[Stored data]
=-=-=
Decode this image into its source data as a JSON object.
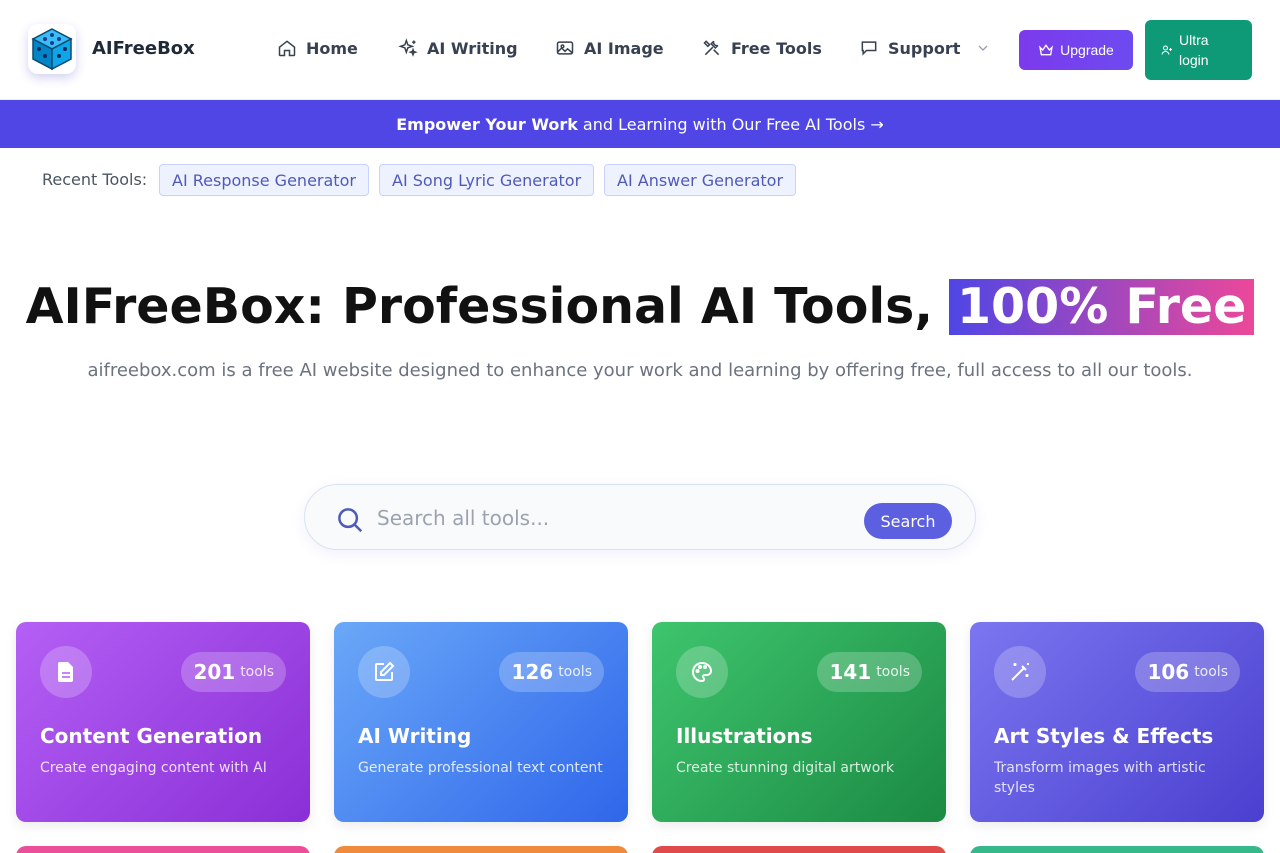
{
  "header": {
    "brand": "AIFreeBox",
    "nav": [
      {
        "label": "Home",
        "icon": "home-icon"
      },
      {
        "label": "AI Writing",
        "icon": "sparkles-icon"
      },
      {
        "label": "AI Image",
        "icon": "image-icon"
      },
      {
        "label": "Free Tools",
        "icon": "tools-icon"
      },
      {
        "label": "Support",
        "icon": "chat-icon"
      }
    ],
    "upgrade_label": "Upgrade",
    "login_label_line1": "Ultra",
    "login_label_line2": "login"
  },
  "banner": {
    "bold": "Empower Your Work",
    "text": "and Learning with Our Free AI Tools →"
  },
  "recent": {
    "label": "Recent Tools:",
    "items": [
      "AI Response Generator",
      "AI Song Lyric Generator",
      "AI Answer Generator"
    ]
  },
  "hero": {
    "title": "AIFreeBox: Professional AI Tools,",
    "highlight": "100% Free",
    "subtitle": "aifreebox.com is a free AI website designed to enhance your work and learning by offering free, full access to all our tools."
  },
  "search": {
    "placeholder": "Search all tools...",
    "button_label": "Search"
  },
  "cards": [
    {
      "title": "Content Generation",
      "desc": "Create engaging content with AI",
      "count": "201",
      "unit": "tools",
      "icon": "document-icon",
      "color_from": "#b45ff5",
      "color_to": "#8a2fd6"
    },
    {
      "title": "AI Writing",
      "desc": "Generate professional text content",
      "count": "126",
      "unit": "tools",
      "icon": "edit-icon",
      "color_from": "#6aa8f8",
      "color_to": "#2f66ea"
    },
    {
      "title": "Illustrations",
      "desc": "Create stunning digital artwork",
      "count": "141",
      "unit": "tools",
      "icon": "palette-icon",
      "color_from": "#3ec56d",
      "color_to": "#1b8a44"
    },
    {
      "title": "Art Styles & Effects",
      "desc": "Transform images with artistic styles",
      "count": "106",
      "unit": "tools",
      "icon": "magic-wand-icon",
      "color_from": "#7b76f0",
      "color_to": "#4a3fcf"
    }
  ],
  "card_strip_colors": [
    "#ec4f9a",
    "#f08a3c",
    "#e04a4a",
    "#35b98a"
  ]
}
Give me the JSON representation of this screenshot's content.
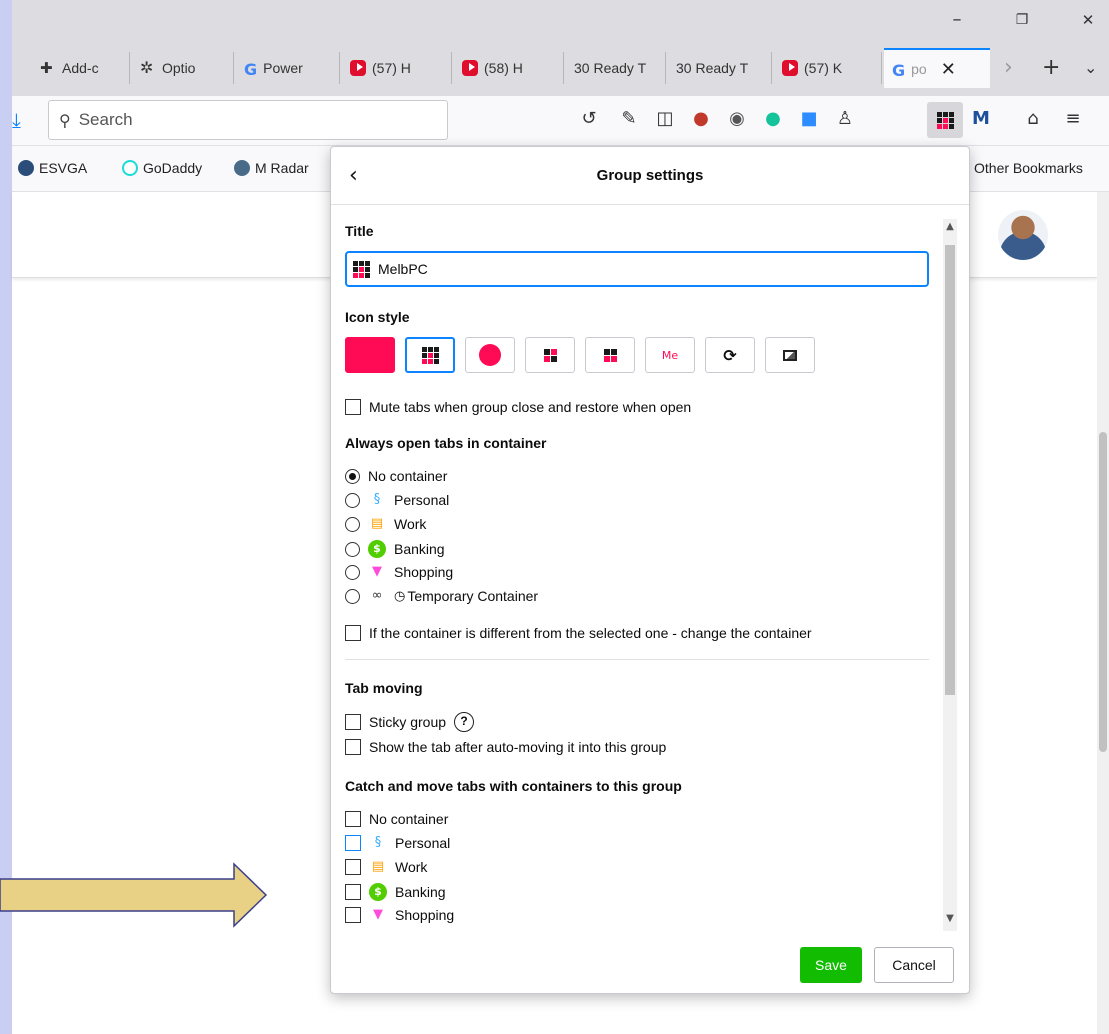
{
  "window": {
    "minimize": "–",
    "restore": "❐",
    "close": "✕"
  },
  "tabs": [
    {
      "label": "Add-c",
      "icon": "puzzle-icon"
    },
    {
      "label": "Optio",
      "icon": "gear-icon"
    },
    {
      "label": "Power",
      "icon": "google-icon"
    },
    {
      "label": "(57) H",
      "icon": "youtube-icon"
    },
    {
      "label": "(58) H",
      "icon": "youtube-icon"
    },
    {
      "label": "30 Ready T",
      "icon": "none"
    },
    {
      "label": "30 Ready T",
      "icon": "none"
    },
    {
      "label": "(57) K",
      "icon": "youtube-icon"
    },
    {
      "label": "po",
      "icon": "google-icon",
      "active": true
    }
  ],
  "toolbar": {
    "search_placeholder": "Search",
    "icons": [
      "history-icon",
      "eyedropper-icon",
      "reader-icon",
      "extension-icon",
      "extension-icon",
      "grammarly-icon",
      "zoom-icon",
      "people-icon",
      "simple-tab-groups-icon",
      "notification-icon",
      "gift-icon",
      "menu-icon"
    ]
  },
  "bookmarks": {
    "items": [
      {
        "label": "ESVGA",
        "color": "#2a4d7a"
      },
      {
        "label": "GoDaddy",
        "color": "#1bdbdb"
      },
      {
        "label": "M Radar",
        "color": "#4a6a8a"
      }
    ],
    "other": "Other Bookmarks"
  },
  "panel": {
    "title": "Group settings",
    "back_icon": "‹",
    "title_section": "Title",
    "title_value": "MelbPC",
    "icon_style_label": "Icon style",
    "icon_styles": [
      "color",
      "title-icon",
      "circle",
      "squares",
      "old-tab-groups",
      "title",
      "refresh",
      "image"
    ],
    "me_text": "Me",
    "mute_label": "Mute tabs when group close and restore when open",
    "container_label": "Always open tabs in container",
    "containers": [
      {
        "label": "No container",
        "icon": ""
      },
      {
        "label": "Personal",
        "icon": "fingerprint-icon"
      },
      {
        "label": "Work",
        "icon": "briefcase-icon"
      },
      {
        "label": "Banking",
        "icon": "dollar-icon"
      },
      {
        "label": "Shopping",
        "icon": "cart-icon"
      },
      {
        "label": "Temporary Container",
        "icon": "glasses-icon"
      }
    ],
    "change_container_label": "If the container is different from the selected one - change the container",
    "tab_moving_label": "Tab moving",
    "sticky_label": "Sticky group",
    "help_glyph": "?",
    "show_tab_label": "Show the tab after auto-moving it into this group",
    "catch_label": "Catch and move tabs with containers to this group",
    "catch_containers": [
      {
        "label": "No container",
        "icon": ""
      },
      {
        "label": "Personal",
        "icon": "fingerprint-icon"
      },
      {
        "label": "Work",
        "icon": "briefcase-icon"
      },
      {
        "label": "Banking",
        "icon": "dollar-icon"
      },
      {
        "label": "Shopping",
        "icon": "cart-icon"
      }
    ],
    "save": "Save",
    "cancel": "Cancel"
  },
  "colors": {
    "accent": "#0a84ff",
    "group_color": "#ff0a54",
    "save": "#12bc00",
    "arrow_fill": "#e8d184",
    "arrow_stroke": "#3b3f8c"
  }
}
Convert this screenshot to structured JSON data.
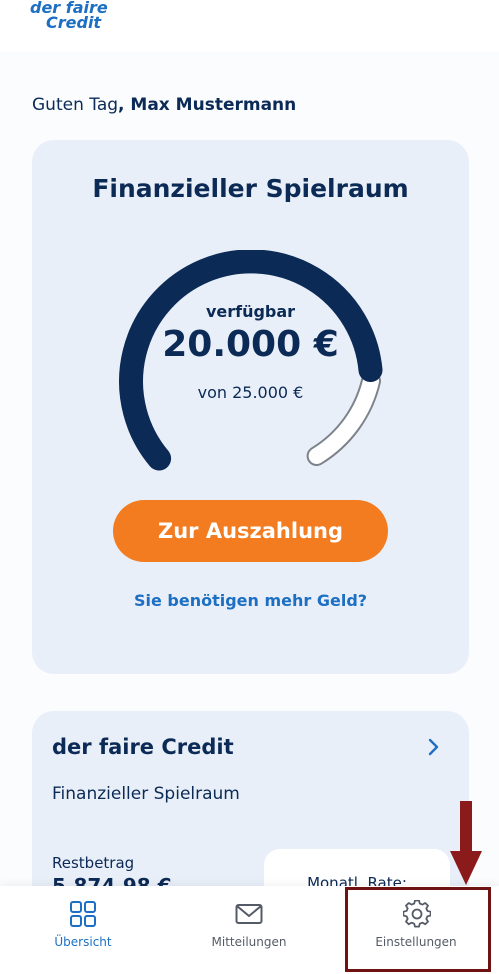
{
  "app": {
    "logo_line1": "der faire",
    "logo_line2": "Credit",
    "brand_color": "#1d6fc3",
    "accent_color": "#f37b20",
    "navy_color": "#0b2a55"
  },
  "greeting": {
    "prefix": "Guten Tag",
    "name": ", Max Mustermann"
  },
  "spielraum_card": {
    "title": "Finanzieller Spielraum",
    "available_label": "verfügbar",
    "available_amount": "20.000 €",
    "total_text": "von 25.000 €",
    "fraction_available": 0.8,
    "payout_button": "Zur Auszahlung",
    "more_money_link": "Sie benötigen mehr Geld?"
  },
  "credit_card": {
    "title": "der faire Credit",
    "subtitle": "Finanzieller Spielraum",
    "rest_label": "Restbetrag",
    "rest_value": "5.874,98 €",
    "rate_label": "Monatl. Rate:"
  },
  "bottom_nav": {
    "items": [
      {
        "label": "Übersicht",
        "icon": "grid-icon",
        "active": true
      },
      {
        "label": "Mitteilungen",
        "icon": "mail-icon",
        "active": false
      },
      {
        "label": "Einstellungen",
        "icon": "gear-icon",
        "active": false
      }
    ]
  },
  "annotation": {
    "highlight_color": "#6e1212",
    "arrow_icon": "down-arrow-icon"
  }
}
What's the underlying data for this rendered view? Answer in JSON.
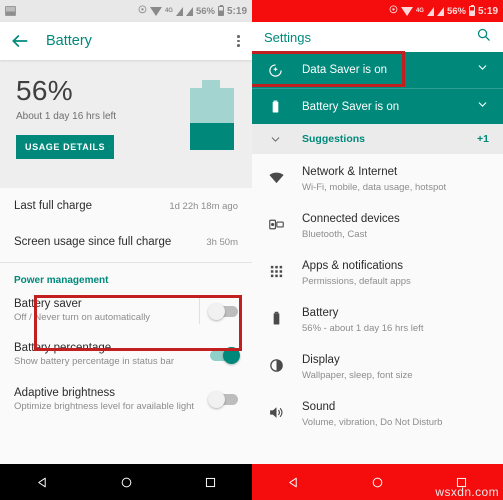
{
  "colors": {
    "teal": "#00897a",
    "teal_light": "#a4d4d0",
    "status_red": "#f50c0c",
    "annotation_red": "#c21f20"
  },
  "left_screen": {
    "statusbar": {
      "icons": [
        "screenshot-icon",
        "dnd-icon",
        "wifi-icon",
        "4g-label",
        "signal-icon",
        "signal-icon"
      ],
      "network_label": "4G",
      "battery_percent": "56%",
      "clock": "5:19"
    },
    "appbar": {
      "back_icon": "back-arrow-icon",
      "title": "Battery",
      "overflow_icon": "kebab-menu-icon"
    },
    "hero": {
      "percent": "56%",
      "estimate": "About 1 day 16 hrs left",
      "button_label": "USAGE DETAILS",
      "battery_fill_percent": 44
    },
    "rows": [
      {
        "title": "Last full charge",
        "value": "1d 22h 18m ago"
      },
      {
        "title": "Screen usage since full charge",
        "value": "3h 50m"
      }
    ],
    "section_title": "Power management",
    "settings": [
      {
        "title": "Battery saver",
        "subtitle": "Off / Never turn on automatically",
        "toggle": "off",
        "highlighted": true
      },
      {
        "title": "Battery percentage",
        "subtitle": "Show battery percentage in status bar",
        "toggle": "on",
        "highlighted": false
      },
      {
        "title": "Adaptive brightness",
        "subtitle": "Optimize brightness level for available light",
        "toggle": "off",
        "highlighted": false
      }
    ],
    "navbar": {
      "back": "back-triangle-icon",
      "home": "home-circle-icon",
      "recents": "recents-square-icon"
    }
  },
  "right_screen": {
    "statusbar": {
      "network_label": "4G",
      "battery_percent": "56%",
      "clock": "5:19"
    },
    "appbar": {
      "title": "Settings",
      "search_icon": "search-icon"
    },
    "banners": [
      {
        "icon": "data-saver-icon",
        "label": "Data Saver is on",
        "chevron": "chevron-down-icon",
        "highlighted": true
      },
      {
        "icon": "battery-icon",
        "label": "Battery Saver is on",
        "chevron": "chevron-down-icon",
        "highlighted": false
      }
    ],
    "suggestions": {
      "chevron": "chevron-down-icon",
      "label": "Suggestions",
      "count": "+1"
    },
    "items": [
      {
        "icon": "wifi-icon",
        "title": "Network & Internet",
        "subtitle": "Wi-Fi, mobile, data usage, hotspot"
      },
      {
        "icon": "connected-devices-icon",
        "title": "Connected devices",
        "subtitle": "Bluetooth, Cast"
      },
      {
        "icon": "apps-grid-icon",
        "title": "Apps & notifications",
        "subtitle": "Permissions, default apps"
      },
      {
        "icon": "battery-icon",
        "title": "Battery",
        "subtitle": "56% - about 1 day 16 hrs left"
      },
      {
        "icon": "brightness-icon",
        "title": "Display",
        "subtitle": "Wallpaper, sleep, font size"
      },
      {
        "icon": "sound-icon",
        "title": "Sound",
        "subtitle": "Volume, vibration, Do Not Disturb"
      }
    ],
    "navbar": {
      "back": "back-triangle-icon",
      "home": "home-circle-icon",
      "recents": "recents-square-icon"
    },
    "watermark": "wsxdn.com"
  }
}
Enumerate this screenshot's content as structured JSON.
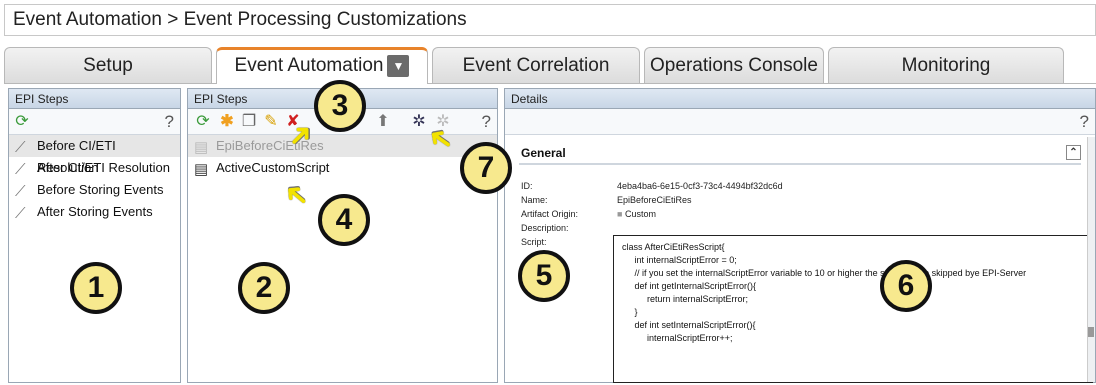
{
  "breadcrumb": "Event Automation > Event Processing Customizations",
  "tabs": [
    {
      "label": "Setup"
    },
    {
      "label": "Event Automation"
    },
    {
      "label": "Event Correlation"
    },
    {
      "label": "Operations Console"
    },
    {
      "label": "Monitoring"
    }
  ],
  "left_panel": {
    "title": "EPI Steps",
    "help": "?",
    "items": [
      {
        "label": "Before CI/ETI Resolution"
      },
      {
        "label": "After CI/ETI Resolution"
      },
      {
        "label": "Before Storing Events"
      },
      {
        "label": "After Storing Events"
      }
    ]
  },
  "middle_panel": {
    "title": "EPI Steps",
    "help": "?",
    "items": [
      {
        "label": "EpiBeforeCiEtiRes"
      },
      {
        "label": "ActiveCustomScript"
      }
    ]
  },
  "details": {
    "title": "Details",
    "help": "?",
    "section": "General",
    "fields": {
      "id_label": "ID:",
      "id_value": "4eba4ba6-6e15-0cf3-73c4-4494bf32dc6d",
      "name_label": "Name:",
      "name_value": "EpiBeforeCiEtiRes",
      "origin_label": "Artifact Origin:",
      "origin_value": "Custom",
      "description_label": "Description:",
      "script_label": "Script:"
    },
    "script_lines": [
      "class AfterCiEtiResScript{",
      "",
      "     int internalScriptError = 0;",
      "     // if you set the internalScriptError variable to 10 or higher the script will be skipped bye EPI-Server",
      "",
      "     def int getInternalScriptError(){",
      "          return internalScriptError;",
      "     }",
      "",
      "     def int setInternalScriptError(){",
      "          internalScriptError++;"
    ]
  },
  "callouts": [
    "1",
    "2",
    "3",
    "4",
    "5",
    "6",
    "7"
  ],
  "icons": {
    "refresh": "refresh-icon",
    "add": "add-icon",
    "copy": "copy-icon",
    "edit": "edit-icon",
    "delete": "delete-icon",
    "move_up": "move-up-icon",
    "activate": "gear-icon",
    "deactivate": "gear-disabled-icon"
  },
  "colors": {
    "active_tab_accent": "#e8832a",
    "panel_header": "#c8d6e6",
    "callout_fill": "#f7e98e",
    "arrow": "#f2e200"
  }
}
=-=-=
§ **TASK DESCRIPTION**
Choose all lines containing the string "menu" and copy them out.

§ **IN RESPONSE**
      "menu-icon"
      "overflow_icon": "kebab-menu-icon"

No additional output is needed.